ENTRIES SUPPLIED:
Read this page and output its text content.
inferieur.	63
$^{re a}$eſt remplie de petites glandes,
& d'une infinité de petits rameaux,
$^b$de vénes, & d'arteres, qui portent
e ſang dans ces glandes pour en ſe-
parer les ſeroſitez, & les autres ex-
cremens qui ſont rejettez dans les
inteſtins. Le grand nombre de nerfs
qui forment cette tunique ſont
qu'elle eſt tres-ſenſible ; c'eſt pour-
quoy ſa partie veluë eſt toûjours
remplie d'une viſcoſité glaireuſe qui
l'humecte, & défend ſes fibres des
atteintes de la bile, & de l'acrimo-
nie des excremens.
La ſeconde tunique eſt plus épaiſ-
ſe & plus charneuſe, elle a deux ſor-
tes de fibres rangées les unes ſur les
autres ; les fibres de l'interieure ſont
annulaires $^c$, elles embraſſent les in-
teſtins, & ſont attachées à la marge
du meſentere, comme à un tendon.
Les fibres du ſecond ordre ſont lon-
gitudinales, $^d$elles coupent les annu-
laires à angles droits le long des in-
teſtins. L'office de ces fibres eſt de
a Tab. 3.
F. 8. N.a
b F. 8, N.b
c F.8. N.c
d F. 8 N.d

DIRECTIONS FOR THIS TASK: Your task is to output all of the data above word for word.

SOLUTION:
Read this page and output its text content.
inferieur.	63
$^{re a}$eſt remplie de petites glandes,
& d'une infinité de petits rameaux,
$^b$de vénes, & d'arteres, qui portent
e ſang dans ces glandes pour en ſe-
parer les ſeroſitez, & les autres ex-
cremens qui ſont rejettez dans les
inteſtins. Le grand nombre de nerfs
qui forment cette tunique ſont
qu'elle eſt tres-ſenſible ; c'eſt pour-
quoy ſa partie veluë eſt toûjours
remplie d'une viſcoſité glaireuſe qui
l'humecte, & défend ſes fibres des
atteintes de la bile, & de l'acrimo-
nie des excremens.
La ſeconde tunique eſt plus épaiſ-
ſe & plus charneuſe, elle a deux ſor-
tes de fibres rangées les unes ſur les
autres ; les fibres de l'interieure ſont
annulaires $^c$, elles embraſſent les in-
teſtins, & ſont attachées à la marge
du meſentere, comme à un tendon.
Les fibres du ſecond ordre ſont lon-
gitudinales, $^d$elles coupent les annu-
laires à angles droits le long des in-
teſtins. L'office de ces fibres eſt de
a Tab. 3.
F. 8. N.a
b F. 8, N.b
c F.8. N.c
d F. 8 N.d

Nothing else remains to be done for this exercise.